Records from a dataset
━━━━

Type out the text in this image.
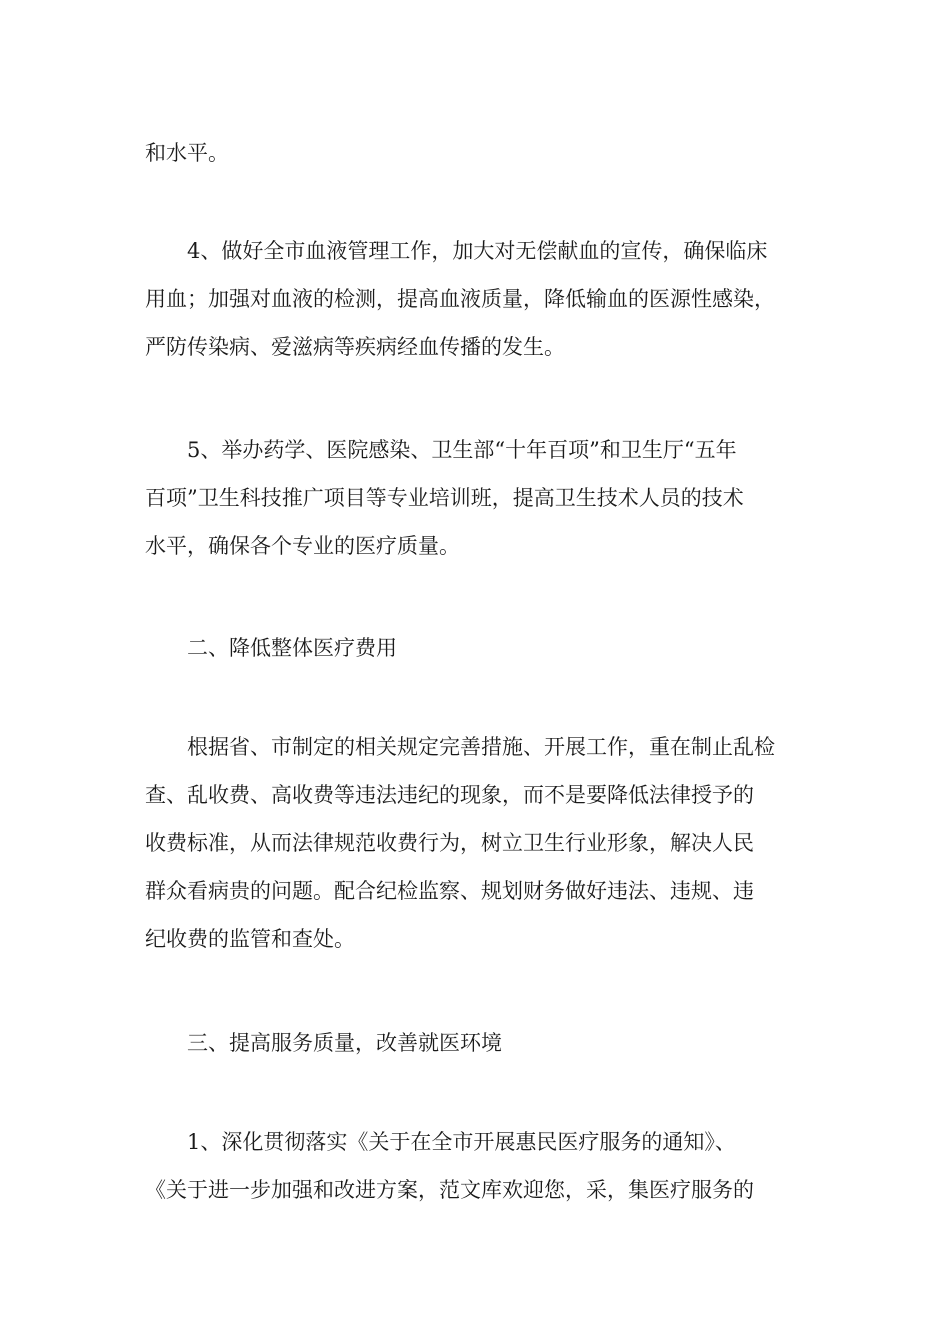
和水平。
　　4、做好全市血液管理工作，加大对无偿献血的宣传，确保临床
用血；加强对血液的检测，提高血液质量，降低输血的医源性感染，
严防传染病、爱滋病等疾病经血传播的发生。
　　5、举办药学、医院感染、卫生部“十年百项”和卫生厅“五年
百项”卫生科技推广项目等专业培训班，提高卫生技术人员的技术
水平，确保各个专业的医疗质量。
　　二、降低整体医疗费用
　　根据省、市制定的相关规定完善措施、开展工作，重在制止乱检
查、乱收费、高收费等违法违纪的现象，而不是要降低法律授予的
收费标准，从而法律规范收费行为，树立卫生行业形象，解决人民
群众看病贵的问题。配合纪检监察、规划财务做好违法、违规、违
纪收费的监管和查处。
　　三、提高服务质量，改善就医环境
　　1、深化贯彻落实《关于在全市开展惠民医疗服务的通知》、
《关于进一步加强和改进方案，范文库欢迎您，采，集医疗服务的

━━━━

Extract the full listing exactly, with the pictures left out.

### Solution:
Type out the text in this image.
和水平。
　　4、做好全市血液管理工作，加大对无偿献血的宣传，确保临床
用血；加强对血液的检测，提高血液质量，降低输血的医源性感染，
严防传染病、爱滋病等疾病经血传播的发生。
　　5、举办药学、医院感染、卫生部“十年百项”和卫生厅“五年
百项”卫生科技推广项目等专业培训班，提高卫生技术人员的技术
水平，确保各个专业的医疗质量。
　　二、降低整体医疗费用
　　根据省、市制定的相关规定完善措施、开展工作，重在制止乱检
查、乱收费、高收费等违法违纪的现象，而不是要降低法律授予的
收费标准，从而法律规范收费行为，树立卫生行业形象，解决人民
群众看病贵的问题。配合纪检监察、规划财务做好违法、违规、违
纪收费的监管和查处。
　　三、提高服务质量，改善就医环境
　　1、深化贯彻落实《关于在全市开展惠民医疗服务的通知》、
《关于进一步加强和改进方案，范文库欢迎您，采，集医疗服务的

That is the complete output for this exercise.